▸ **Goal**: Copy the records that follow exactly as written, but not their pictures.

(begin)

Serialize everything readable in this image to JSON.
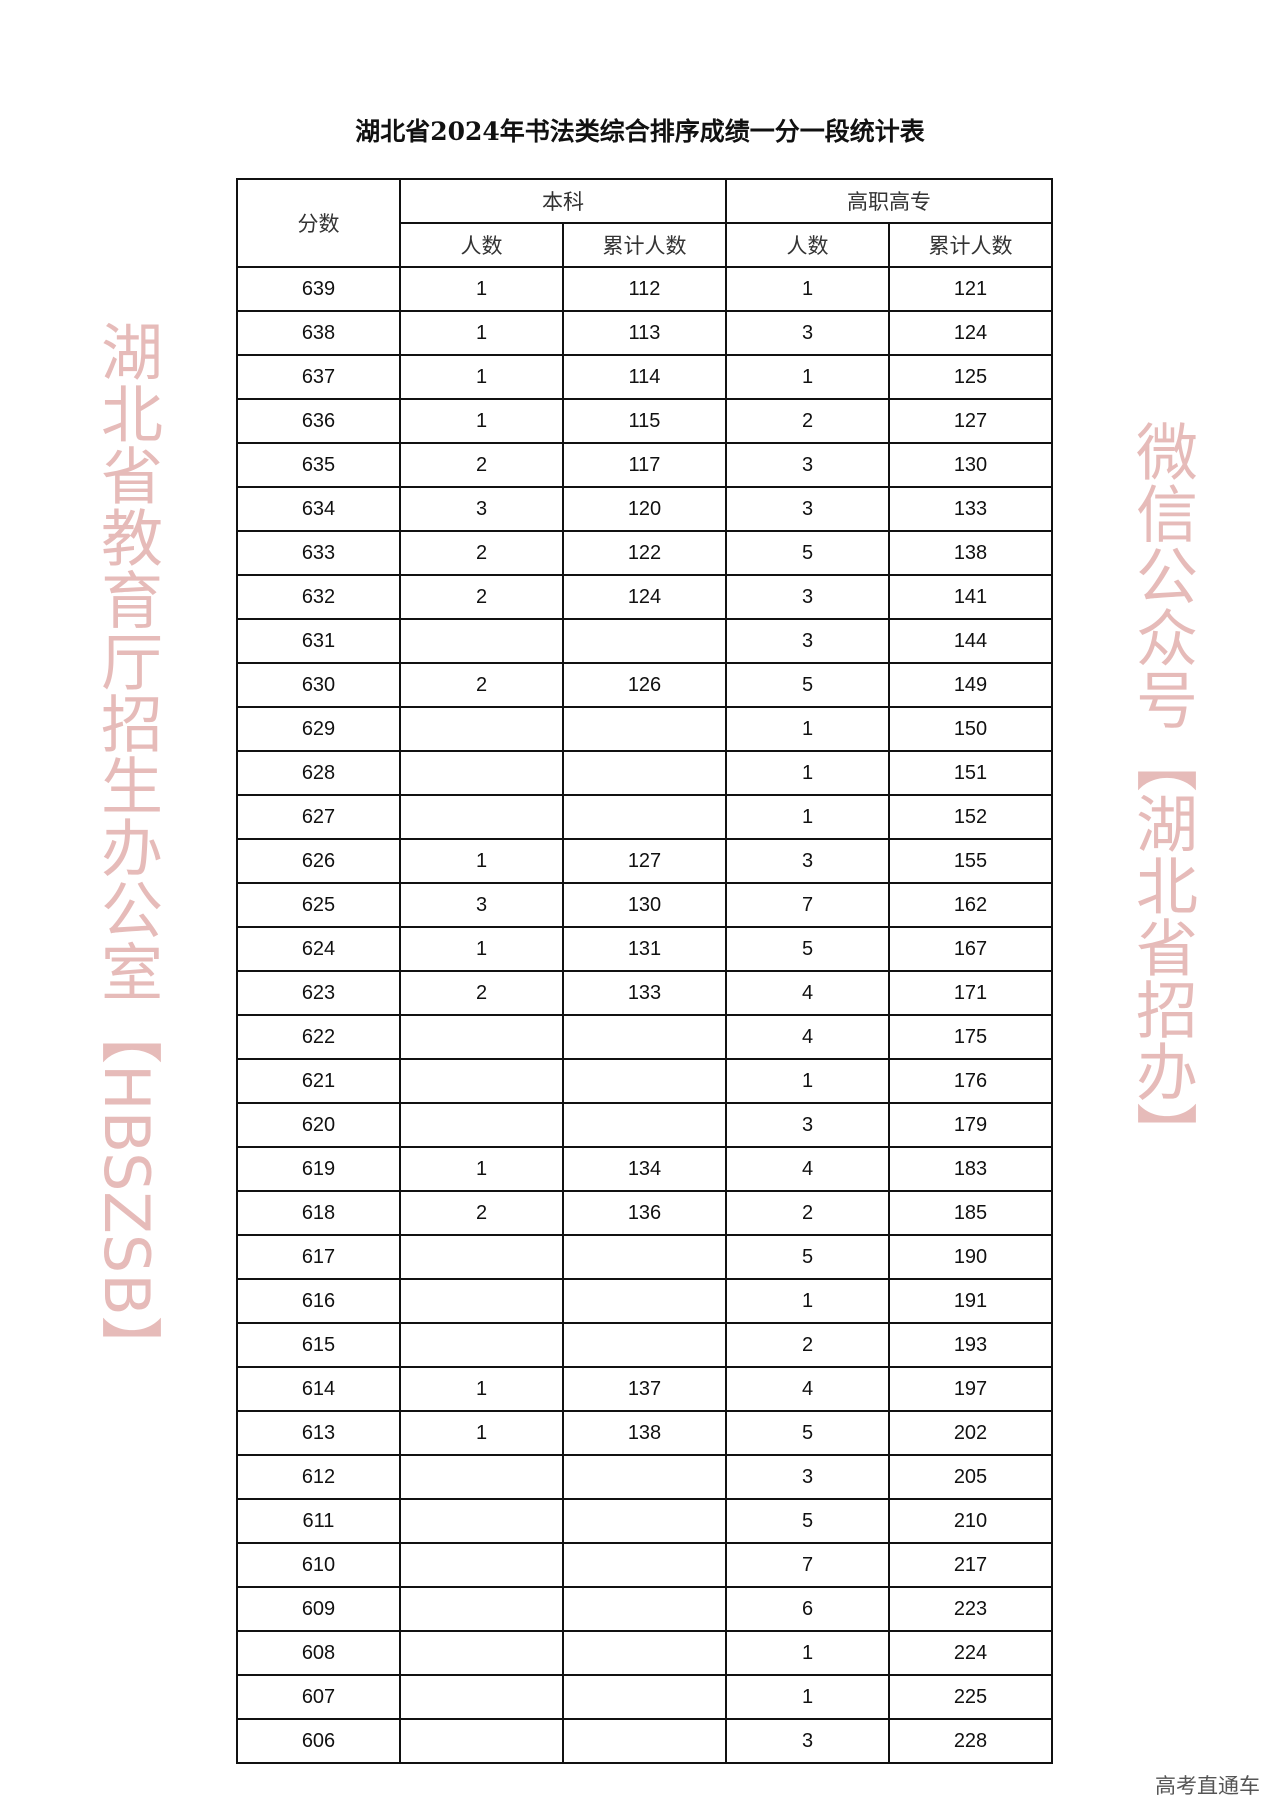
{
  "title": "湖北省2024年书法类综合排序成绩一分一段统计表",
  "headers": {
    "score": "分数",
    "benke": "本科",
    "gaozhi": "高职高专",
    "count": "人数",
    "cumulative": "累计人数"
  },
  "rows": [
    [
      "639",
      "1",
      "112",
      "1",
      "121"
    ],
    [
      "638",
      "1",
      "113",
      "3",
      "124"
    ],
    [
      "637",
      "1",
      "114",
      "1",
      "125"
    ],
    [
      "636",
      "1",
      "115",
      "2",
      "127"
    ],
    [
      "635",
      "2",
      "117",
      "3",
      "130"
    ],
    [
      "634",
      "3",
      "120",
      "3",
      "133"
    ],
    [
      "633",
      "2",
      "122",
      "5",
      "138"
    ],
    [
      "632",
      "2",
      "124",
      "3",
      "141"
    ],
    [
      "631",
      "",
      "",
      "3",
      "144"
    ],
    [
      "630",
      "2",
      "126",
      "5",
      "149"
    ],
    [
      "629",
      "",
      "",
      "1",
      "150"
    ],
    [
      "628",
      "",
      "",
      "1",
      "151"
    ],
    [
      "627",
      "",
      "",
      "1",
      "152"
    ],
    [
      "626",
      "1",
      "127",
      "3",
      "155"
    ],
    [
      "625",
      "3",
      "130",
      "7",
      "162"
    ],
    [
      "624",
      "1",
      "131",
      "5",
      "167"
    ],
    [
      "623",
      "2",
      "133",
      "4",
      "171"
    ],
    [
      "622",
      "",
      "",
      "4",
      "175"
    ],
    [
      "621",
      "",
      "",
      "1",
      "176"
    ],
    [
      "620",
      "",
      "",
      "3",
      "179"
    ],
    [
      "619",
      "1",
      "134",
      "4",
      "183"
    ],
    [
      "618",
      "2",
      "136",
      "2",
      "185"
    ],
    [
      "617",
      "",
      "",
      "5",
      "190"
    ],
    [
      "616",
      "",
      "",
      "1",
      "191"
    ],
    [
      "615",
      "",
      "",
      "2",
      "193"
    ],
    [
      "614",
      "1",
      "137",
      "4",
      "197"
    ],
    [
      "613",
      "1",
      "138",
      "5",
      "202"
    ],
    [
      "612",
      "",
      "",
      "3",
      "205"
    ],
    [
      "611",
      "",
      "",
      "5",
      "210"
    ],
    [
      "610",
      "",
      "",
      "7",
      "217"
    ],
    [
      "609",
      "",
      "",
      "6",
      "223"
    ],
    [
      "608",
      "",
      "",
      "1",
      "224"
    ],
    [
      "607",
      "",
      "",
      "1",
      "225"
    ],
    [
      "606",
      "",
      "",
      "3",
      "228"
    ]
  ],
  "watermark": {
    "line1": "湖北省教育厅招生办公室【HBSZSB】",
    "line2": "微信公众号【湖北省招办】",
    "color": "#cd7873"
  },
  "footer": "高考直通车"
}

(end)

▸ **The reply**:
Serialize everything readable in this image to JSON.
{
  "title": "湖北省2024年书法类综合排序成绩一分一段统计表",
  "headers": {
    "score": "分数",
    "benke": "本科",
    "gaozhi": "高职高专",
    "count": "人数",
    "cumulative": "累计人数"
  },
  "rows": [
    [
      "639",
      "1",
      "112",
      "1",
      "121"
    ],
    [
      "638",
      "1",
      "113",
      "3",
      "124"
    ],
    [
      "637",
      "1",
      "114",
      "1",
      "125"
    ],
    [
      "636",
      "1",
      "115",
      "2",
      "127"
    ],
    [
      "635",
      "2",
      "117",
      "3",
      "130"
    ],
    [
      "634",
      "3",
      "120",
      "3",
      "133"
    ],
    [
      "633",
      "2",
      "122",
      "5",
      "138"
    ],
    [
      "632",
      "2",
      "124",
      "3",
      "141"
    ],
    [
      "631",
      "",
      "",
      "3",
      "144"
    ],
    [
      "630",
      "2",
      "126",
      "5",
      "149"
    ],
    [
      "629",
      "",
      "",
      "1",
      "150"
    ],
    [
      "628",
      "",
      "",
      "1",
      "151"
    ],
    [
      "627",
      "",
      "",
      "1",
      "152"
    ],
    [
      "626",
      "1",
      "127",
      "3",
      "155"
    ],
    [
      "625",
      "3",
      "130",
      "7",
      "162"
    ],
    [
      "624",
      "1",
      "131",
      "5",
      "167"
    ],
    [
      "623",
      "2",
      "133",
      "4",
      "171"
    ],
    [
      "622",
      "",
      "",
      "4",
      "175"
    ],
    [
      "621",
      "",
      "",
      "1",
      "176"
    ],
    [
      "620",
      "",
      "",
      "3",
      "179"
    ],
    [
      "619",
      "1",
      "134",
      "4",
      "183"
    ],
    [
      "618",
      "2",
      "136",
      "2",
      "185"
    ],
    [
      "617",
      "",
      "",
      "5",
      "190"
    ],
    [
      "616",
      "",
      "",
      "1",
      "191"
    ],
    [
      "615",
      "",
      "",
      "2",
      "193"
    ],
    [
      "614",
      "1",
      "137",
      "4",
      "197"
    ],
    [
      "613",
      "1",
      "138",
      "5",
      "202"
    ],
    [
      "612",
      "",
      "",
      "3",
      "205"
    ],
    [
      "611",
      "",
      "",
      "5",
      "210"
    ],
    [
      "610",
      "",
      "",
      "7",
      "217"
    ],
    [
      "609",
      "",
      "",
      "6",
      "223"
    ],
    [
      "608",
      "",
      "",
      "1",
      "224"
    ],
    [
      "607",
      "",
      "",
      "1",
      "225"
    ],
    [
      "606",
      "",
      "",
      "3",
      "228"
    ]
  ],
  "watermark": {
    "line1": "湖北省教育厅招生办公室【HBSZSB】",
    "line2": "微信公众号【湖北省招办】",
    "color": "#cd7873"
  },
  "footer": "高考直通车"
}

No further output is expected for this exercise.